-- Start Excerpted data --
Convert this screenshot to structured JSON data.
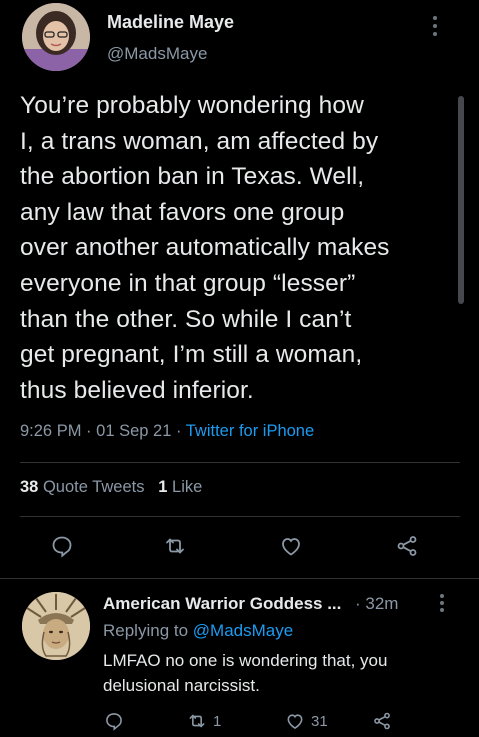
{
  "tweet": {
    "author_name": "Madeline Maye",
    "author_handle": "@MadsMaye",
    "text": "You’re probably wondering how\nI, a trans woman, am affected by\nthe abortion ban in Texas. Well,\nany law that favors one group\nover another automatically makes\neveryone in that group “lesser”\nthan the other. So while I can’t\nget pregnant, I’m still a woman,\nthus believed inferior.",
    "time": "9:26 PM",
    "date": "01 Sep 21",
    "source": "Twitter for iPhone",
    "separator": "·",
    "quote_tweets_count": "38",
    "quote_tweets_label": "Quote Tweets",
    "likes_count": "1",
    "likes_label": "Like",
    "actions": [
      "reply-icon",
      "retweet-icon",
      "like-icon",
      "share-icon"
    ]
  },
  "reply": {
    "author_name": "American Warrior Goddess ...",
    "time": "· 32m",
    "replying_prefix": "Replying to",
    "replying_handle": "@MadsMaye",
    "text": "LMFAO no one is wondering that, you delusional narcissist.",
    "retweets": "1",
    "likes": "31"
  },
  "colors": {
    "background": "#000000",
    "text": "#e7e9ea",
    "secondary": "#8b98a5",
    "link": "#1d9bf0",
    "divider": "#2f3336"
  }
}
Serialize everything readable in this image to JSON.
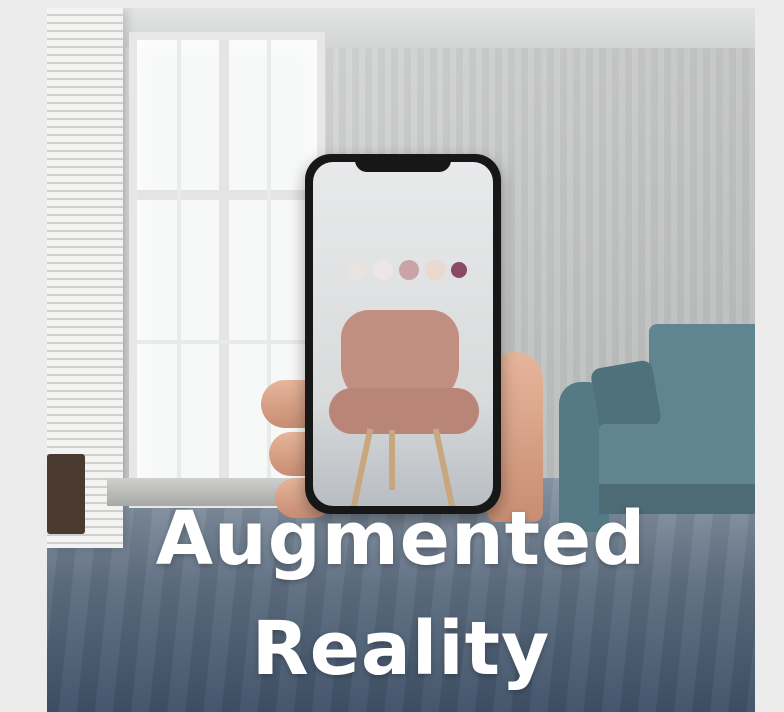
{
  "poster": {
    "title_line1": "Augmented",
    "title_line2": "Reality"
  },
  "swatch_colors": [
    "#e7e3e1",
    "#ece7e6",
    "#c9a3a6",
    "#e9d9cf",
    "#8a4a63"
  ],
  "icons": {
    "phone": "smartphone-icon"
  }
}
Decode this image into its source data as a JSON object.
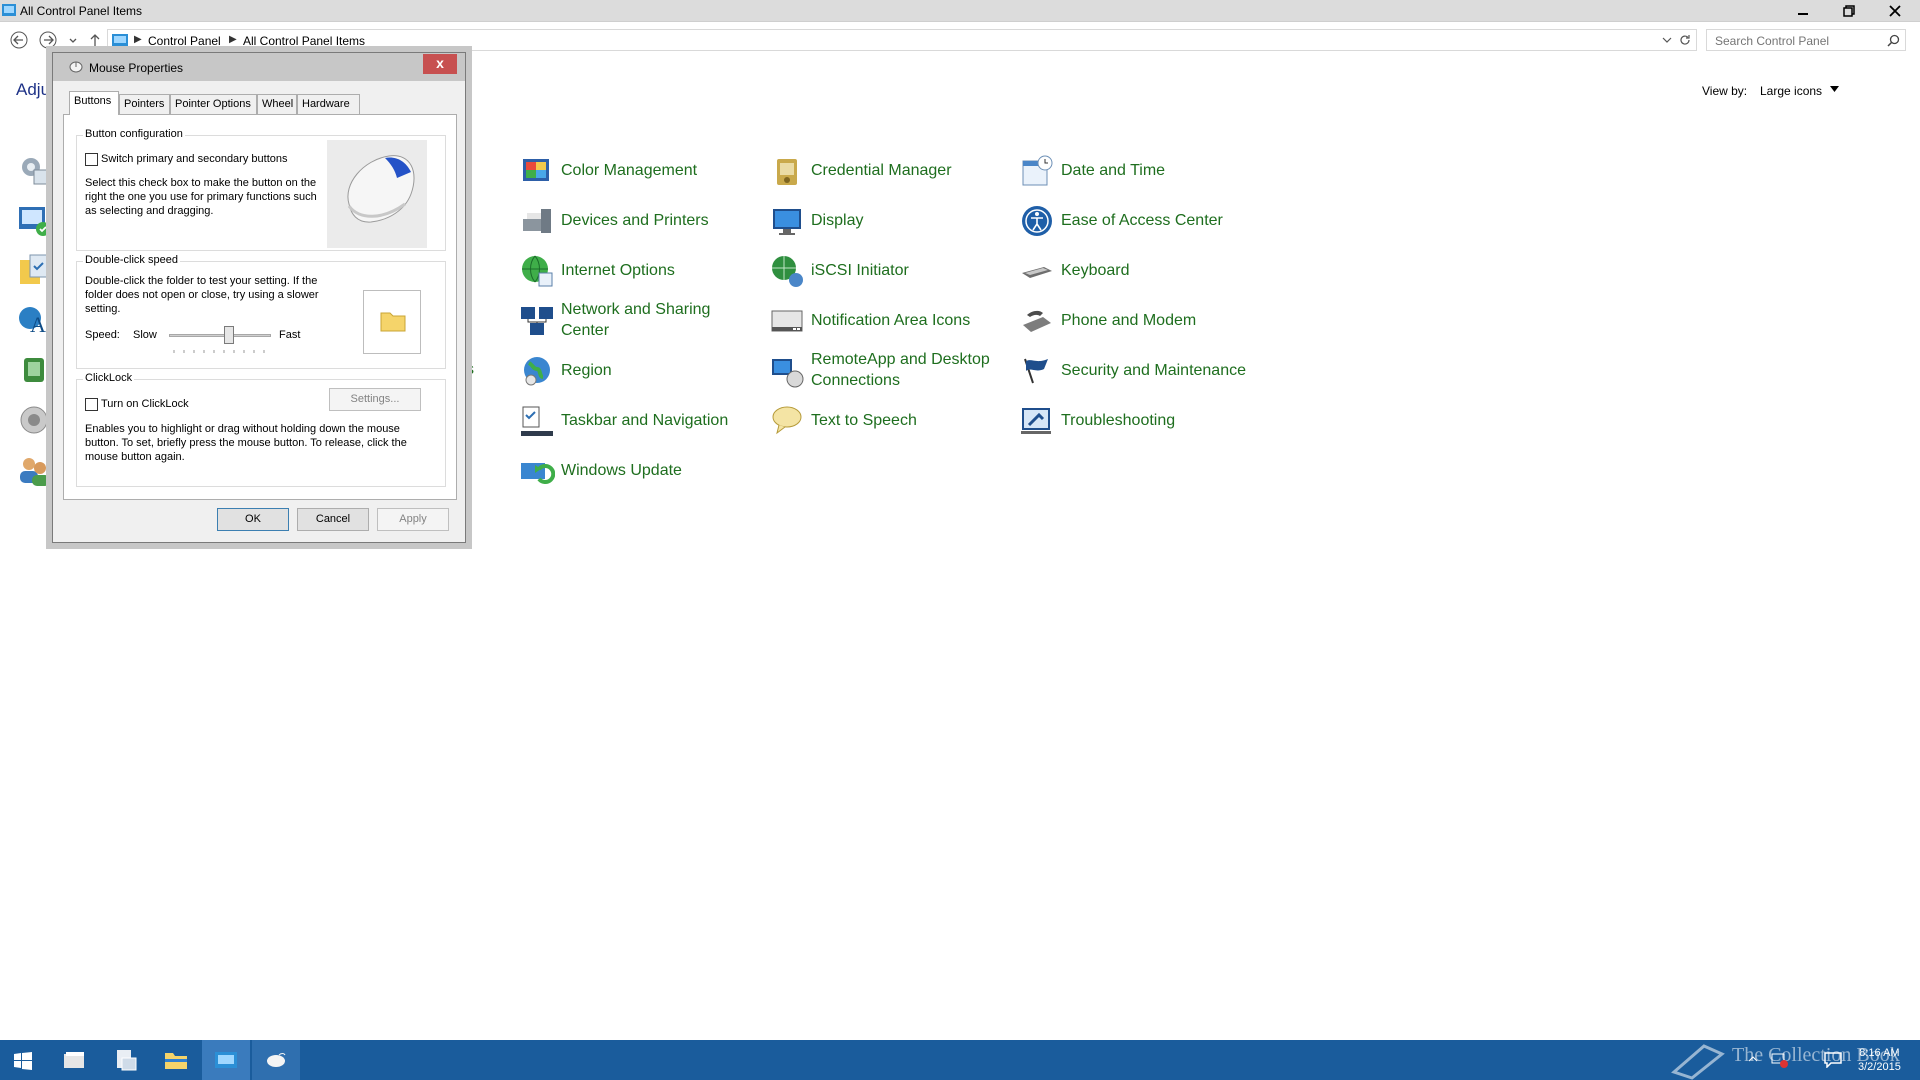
{
  "window": {
    "title": "All Control Panel Items",
    "minimize": "",
    "maximize": "",
    "close": ""
  },
  "address": {
    "crumbs": [
      "Control Panel",
      "All Control Panel Items"
    ],
    "search_placeholder": "Search Control Panel"
  },
  "content": {
    "heading_partial": "Adju",
    "view_by_label": "View by:",
    "view_by_value": "Large icons",
    "hidden_item_fragment": "s"
  },
  "items": [
    {
      "label": "Color Management",
      "icon": "color-management-icon"
    },
    {
      "label": "Credential Manager",
      "icon": "credential-manager-icon"
    },
    {
      "label": "Date and Time",
      "icon": "date-time-icon"
    },
    {
      "label": "Devices and Printers",
      "icon": "devices-printers-icon"
    },
    {
      "label": "Display",
      "icon": "display-icon"
    },
    {
      "label": "Ease of Access Center",
      "icon": "ease-of-access-icon"
    },
    {
      "label": "Internet Options",
      "icon": "internet-options-icon"
    },
    {
      "label": "iSCSI Initiator",
      "icon": "iscsi-icon"
    },
    {
      "label": "Keyboard",
      "icon": "keyboard-icon"
    },
    {
      "label": "Network and Sharing Center",
      "icon": "network-sharing-icon"
    },
    {
      "label": "Notification Area Icons",
      "icon": "notification-area-icon"
    },
    {
      "label": "Phone and Modem",
      "icon": "phone-modem-icon"
    },
    {
      "label": "Region",
      "icon": "region-icon"
    },
    {
      "label": "RemoteApp and Desktop Connections",
      "icon": "remoteapp-icon"
    },
    {
      "label": "Security and Maintenance",
      "icon": "security-flag-icon"
    },
    {
      "label": "Taskbar and Navigation",
      "icon": "taskbar-icon"
    },
    {
      "label": "Text to Speech",
      "icon": "text-to-speech-icon"
    },
    {
      "label": "Troubleshooting",
      "icon": "troubleshooting-icon"
    },
    {
      "label": "Windows Update",
      "icon": "windows-update-icon"
    }
  ],
  "dialog": {
    "title": "Mouse Properties",
    "close": "x",
    "tabs": [
      "Buttons",
      "Pointers",
      "Pointer Options",
      "Wheel",
      "Hardware"
    ],
    "active_tab": "Buttons",
    "button_config": {
      "title": "Button configuration",
      "checkbox_label": "Switch primary and secondary buttons",
      "checked": false,
      "description": "Select this check box to make the button on the right the one you use for primary functions such as selecting and dragging."
    },
    "double_click": {
      "title": "Double-click speed",
      "description": "Double-click the folder to test your setting. If the folder does not open or close, try using a slower setting.",
      "speed_label": "Speed:",
      "slow_label": "Slow",
      "fast_label": "Fast",
      "speed_value": 0.6
    },
    "clicklock": {
      "title": "ClickLock",
      "checkbox_label": "Turn on ClickLock",
      "checked": false,
      "settings_button": "Settings...",
      "description": "Enables you to highlight or drag without holding down the mouse button. To set, briefly press the mouse button. To release, click the mouse button again."
    },
    "ok": "OK",
    "cancel": "Cancel",
    "apply": "Apply"
  },
  "taskbar": {
    "time": "8:16 AM",
    "date": "3/2/2015",
    "watermark": "The Collection Book"
  },
  "colors": {
    "link_green": "#1e6e1e",
    "taskbar_blue": "#1a5c9c",
    "close_red": "#c75050"
  }
}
-- End Excerpted data --
Aim of the exercise:
Repeat all the data as it stands, dropping any images it holds.

Completed exercise:
Convert this screenshot to structured JSON data.
{
  "tweet": {
    "author_name": "Madeline Maye",
    "author_handle": "@MadsMaye",
    "text": "You’re probably wondering how\nI, a trans woman, am affected by\nthe abortion ban in Texas. Well,\nany law that favors one group\nover another automatically makes\neveryone in that group “lesser”\nthan the other. So while I can’t\nget pregnant, I’m still a woman,\nthus believed inferior.",
    "time": "9:26 PM",
    "date": "01 Sep 21",
    "source": "Twitter for iPhone",
    "separator": "·",
    "quote_tweets_count": "38",
    "quote_tweets_label": "Quote Tweets",
    "likes_count": "1",
    "likes_label": "Like",
    "actions": [
      "reply-icon",
      "retweet-icon",
      "like-icon",
      "share-icon"
    ]
  },
  "reply": {
    "author_name": "American Warrior Goddess ...",
    "time": "· 32m",
    "replying_prefix": "Replying to",
    "replying_handle": "@MadsMaye",
    "text": "LMFAO no one is wondering that, you delusional narcissist.",
    "retweets": "1",
    "likes": "31"
  },
  "colors": {
    "background": "#000000",
    "text": "#e7e9ea",
    "secondary": "#8b98a5",
    "link": "#1d9bf0",
    "divider": "#2f3336"
  }
}
Serialize everything readable in this image to JSON.
{
  "poster": {
    "title_line1": "Augmented",
    "title_line2": "Reality"
  },
  "swatch_colors": [
    "#e7e3e1",
    "#ece7e6",
    "#c9a3a6",
    "#e9d9cf",
    "#8a4a63"
  ],
  "icons": {
    "phone": "smartphone-icon"
  }
}
Decode this image into its source data as a JSON object.
{
  "window": {
    "title": "All Control Panel Items",
    "minimize": "",
    "maximize": "",
    "close": ""
  },
  "address": {
    "crumbs": [
      "Control Panel",
      "All Control Panel Items"
    ],
    "search_placeholder": "Search Control Panel"
  },
  "content": {
    "heading_partial": "Adju",
    "view_by_label": "View by:",
    "view_by_value": "Large icons",
    "hidden_item_fragment": "s"
  },
  "items": [
    {
      "label": "Color Management",
      "icon": "color-management-icon"
    },
    {
      "label": "Credential Manager",
      "icon": "credential-manager-icon"
    },
    {
      "label": "Date and Time",
      "icon": "date-time-icon"
    },
    {
      "label": "Devices and Printers",
      "icon": "devices-printers-icon"
    },
    {
      "label": "Display",
      "icon": "display-icon"
    },
    {
      "label": "Ease of Access Center",
      "icon": "ease-of-access-icon"
    },
    {
      "label": "Internet Options",
      "icon": "internet-options-icon"
    },
    {
      "label": "iSCSI Initiator",
      "icon": "iscsi-icon"
    },
    {
      "label": "Keyboard",
      "icon": "keyboard-icon"
    },
    {
      "label": "Network and Sharing Center",
      "icon": "network-sharing-icon"
    },
    {
      "label": "Notification Area Icons",
      "icon": "notification-area-icon"
    },
    {
      "label": "Phone and Modem",
      "icon": "phone-modem-icon"
    },
    {
      "label": "Region",
      "icon": "region-icon"
    },
    {
      "label": "RemoteApp and Desktop Connections",
      "icon": "remoteapp-icon"
    },
    {
      "label": "Security and Maintenance",
      "icon": "security-flag-icon"
    },
    {
      "label": "Taskbar and Navigation",
      "icon": "taskbar-icon"
    },
    {
      "label": "Text to Speech",
      "icon": "text-to-speech-icon"
    },
    {
      "label": "Troubleshooting",
      "icon": "troubleshooting-icon"
    },
    {
      "label": "Windows Update",
      "icon": "windows-update-icon"
    }
  ],
  "dialog": {
    "title": "Mouse Properties",
    "close": "x",
    "tabs": [
      "Buttons",
      "Pointers",
      "Pointer Options",
      "Wheel",
      "Hardware"
    ],
    "active_tab": "Buttons",
    "button_config": {
      "title": "Button configuration",
      "checkbox_label": "Switch primary and secondary buttons",
      "checked": false,
      "description": "Select this check box to make the button on the right the one you use for primary functions such as selecting and dragging."
    },
    "double_click": {
      "title": "Double-click speed",
      "description": "Double-click the folder to test your setting. If the folder does not open or close, try using a slower setting.",
      "speed_label": "Speed:",
      "slow_label": "Slow",
      "fast_label": "Fast",
      "speed_value": 0.6
    },
    "clicklock": {
      "title": "ClickLock",
      "checkbox_label": "Turn on ClickLock",
      "checked": false,
      "settings_button": "Settings...",
      "description": "Enables you to highlight or drag without holding down the mouse button. To set, briefly press the mouse button. To release, click the mouse button again."
    },
    "ok": "OK",
    "cancel": "Cancel",
    "apply": "Apply"
  },
  "taskbar": {
    "time": "8:16 AM",
    "date": "3/2/2015",
    "watermark": "The Collection Book"
  },
  "colors": {
    "link_green": "#1e6e1e",
    "taskbar_blue": "#1a5c9c",
    "close_red": "#c75050"
  }
}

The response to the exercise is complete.